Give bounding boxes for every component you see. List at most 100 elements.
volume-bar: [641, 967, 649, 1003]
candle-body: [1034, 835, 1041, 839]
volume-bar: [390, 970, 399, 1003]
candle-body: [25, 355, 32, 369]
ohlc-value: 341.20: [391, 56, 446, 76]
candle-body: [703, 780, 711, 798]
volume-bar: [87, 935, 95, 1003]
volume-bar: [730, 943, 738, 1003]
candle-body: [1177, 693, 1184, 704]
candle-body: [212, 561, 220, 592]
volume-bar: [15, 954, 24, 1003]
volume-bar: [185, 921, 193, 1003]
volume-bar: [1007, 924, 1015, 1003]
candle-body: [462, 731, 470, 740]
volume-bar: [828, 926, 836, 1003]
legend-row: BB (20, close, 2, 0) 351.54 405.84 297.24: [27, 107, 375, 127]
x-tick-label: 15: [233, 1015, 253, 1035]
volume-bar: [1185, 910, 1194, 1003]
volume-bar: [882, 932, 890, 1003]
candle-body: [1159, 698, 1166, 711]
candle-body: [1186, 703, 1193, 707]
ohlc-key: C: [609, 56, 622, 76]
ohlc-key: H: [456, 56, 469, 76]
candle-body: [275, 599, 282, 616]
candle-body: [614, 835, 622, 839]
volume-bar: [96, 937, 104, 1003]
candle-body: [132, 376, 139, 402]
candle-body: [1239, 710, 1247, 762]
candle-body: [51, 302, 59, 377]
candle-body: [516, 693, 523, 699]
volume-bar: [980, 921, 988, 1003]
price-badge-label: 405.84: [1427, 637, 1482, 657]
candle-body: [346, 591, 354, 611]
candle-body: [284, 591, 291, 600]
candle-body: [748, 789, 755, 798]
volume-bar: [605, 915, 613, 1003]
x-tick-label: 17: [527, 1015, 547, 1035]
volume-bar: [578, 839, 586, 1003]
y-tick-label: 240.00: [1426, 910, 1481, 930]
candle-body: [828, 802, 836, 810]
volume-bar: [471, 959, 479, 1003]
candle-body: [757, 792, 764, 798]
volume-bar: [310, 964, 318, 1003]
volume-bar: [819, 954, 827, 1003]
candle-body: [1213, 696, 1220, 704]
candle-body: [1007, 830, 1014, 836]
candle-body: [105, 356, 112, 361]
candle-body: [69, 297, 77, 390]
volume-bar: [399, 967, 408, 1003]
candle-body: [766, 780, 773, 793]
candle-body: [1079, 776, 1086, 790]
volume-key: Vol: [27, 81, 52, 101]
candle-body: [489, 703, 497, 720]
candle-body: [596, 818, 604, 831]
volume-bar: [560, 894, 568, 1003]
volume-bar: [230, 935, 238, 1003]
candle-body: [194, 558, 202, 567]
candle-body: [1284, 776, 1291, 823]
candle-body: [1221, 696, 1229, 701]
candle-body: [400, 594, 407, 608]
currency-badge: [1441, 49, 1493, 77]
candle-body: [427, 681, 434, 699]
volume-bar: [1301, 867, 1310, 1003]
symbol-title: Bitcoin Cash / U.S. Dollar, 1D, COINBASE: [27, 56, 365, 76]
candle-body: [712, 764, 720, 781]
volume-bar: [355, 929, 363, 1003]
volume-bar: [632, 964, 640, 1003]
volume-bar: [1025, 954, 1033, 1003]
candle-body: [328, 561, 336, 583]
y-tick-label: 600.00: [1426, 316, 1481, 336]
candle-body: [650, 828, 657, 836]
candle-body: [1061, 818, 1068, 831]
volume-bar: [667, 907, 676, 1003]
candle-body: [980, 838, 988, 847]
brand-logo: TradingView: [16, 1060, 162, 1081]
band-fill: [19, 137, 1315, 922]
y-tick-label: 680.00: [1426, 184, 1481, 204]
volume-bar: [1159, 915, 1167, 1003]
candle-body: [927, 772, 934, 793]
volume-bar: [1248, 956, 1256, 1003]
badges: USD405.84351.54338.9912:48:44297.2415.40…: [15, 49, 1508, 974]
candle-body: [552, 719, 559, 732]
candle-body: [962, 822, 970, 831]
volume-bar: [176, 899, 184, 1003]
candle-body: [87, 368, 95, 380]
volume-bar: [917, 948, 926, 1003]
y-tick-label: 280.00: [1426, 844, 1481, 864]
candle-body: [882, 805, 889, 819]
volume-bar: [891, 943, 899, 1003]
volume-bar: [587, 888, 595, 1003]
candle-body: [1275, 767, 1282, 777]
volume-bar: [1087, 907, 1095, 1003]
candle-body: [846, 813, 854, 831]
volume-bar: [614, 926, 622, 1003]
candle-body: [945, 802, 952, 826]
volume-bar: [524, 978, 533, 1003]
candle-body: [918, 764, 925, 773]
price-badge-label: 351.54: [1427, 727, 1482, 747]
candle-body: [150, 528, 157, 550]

********************

* _Exercise prompt_: Output the listing word for word, starting at its first line and ending at the line that contains "currency-badge: [1441, 49, 1493, 77]", with both of those lines included.

* _Written response_:
Give bounding boxes for every component you see. List at most 100 elements.
volume-bar: [641, 967, 649, 1003]
candle-body: [1034, 835, 1041, 839]
volume-bar: [390, 970, 399, 1003]
candle-body: [25, 355, 32, 369]
ohlc-value: 341.20: [391, 56, 446, 76]
candle-body: [703, 780, 711, 798]
volume-bar: [87, 935, 95, 1003]
volume-bar: [730, 943, 738, 1003]
candle-body: [1177, 693, 1184, 704]
candle-body: [212, 561, 220, 592]
volume-bar: [15, 954, 24, 1003]
volume-bar: [185, 921, 193, 1003]
volume-bar: [1007, 924, 1015, 1003]
candle-body: [462, 731, 470, 740]
volume-bar: [828, 926, 836, 1003]
legend-row: BB (20, close, 2, 0) 351.54 405.84 297.24: [27, 107, 375, 127]
x-tick-label: 15: [233, 1015, 253, 1035]
volume-bar: [1185, 910, 1194, 1003]
volume-bar: [882, 932, 890, 1003]
candle-body: [1159, 698, 1166, 711]
candle-body: [1186, 703, 1193, 707]
ohlc-key: C: [609, 56, 622, 76]
ohlc-key: H: [456, 56, 469, 76]
candle-body: [275, 599, 282, 616]
candle-body: [614, 835, 622, 839]
volume-bar: [96, 937, 104, 1003]
candle-body: [132, 376, 139, 402]
candle-body: [1239, 710, 1247, 762]
candle-body: [51, 302, 59, 377]
candle-body: [516, 693, 523, 699]
volume-bar: [980, 921, 988, 1003]
price-badge-label: 405.84: [1427, 637, 1482, 657]
candle-body: [346, 591, 354, 611]
candle-body: [284, 591, 291, 600]
candle-body: [748, 789, 755, 798]
volume-bar: [605, 915, 613, 1003]
x-tick-label: 17: [527, 1015, 547, 1035]
volume-bar: [578, 839, 586, 1003]
y-tick-label: 240.00: [1426, 910, 1481, 930]
candle-body: [828, 802, 836, 810]
volume-bar: [471, 959, 479, 1003]
candle-body: [757, 792, 764, 798]
volume-bar: [310, 964, 318, 1003]
volume-bar: [819, 954, 827, 1003]
candle-body: [1213, 696, 1220, 704]
candle-body: [1007, 830, 1014, 836]
candle-body: [105, 356, 112, 361]
candle-body: [69, 297, 77, 390]
volume-bar: [399, 967, 408, 1003]
candle-body: [766, 780, 773, 793]
candle-body: [1079, 776, 1086, 790]
volume-key: Vol: [27, 81, 52, 101]
candle-body: [489, 703, 497, 720]
candle-body: [596, 818, 604, 831]
volume-bar: [560, 894, 568, 1003]
volume-bar: [230, 935, 238, 1003]
candle-body: [194, 558, 202, 567]
candle-body: [1284, 776, 1291, 823]
candle-body: [1221, 696, 1229, 701]
candle-body: [400, 594, 407, 608]
currency-badge: [1441, 49, 1493, 77]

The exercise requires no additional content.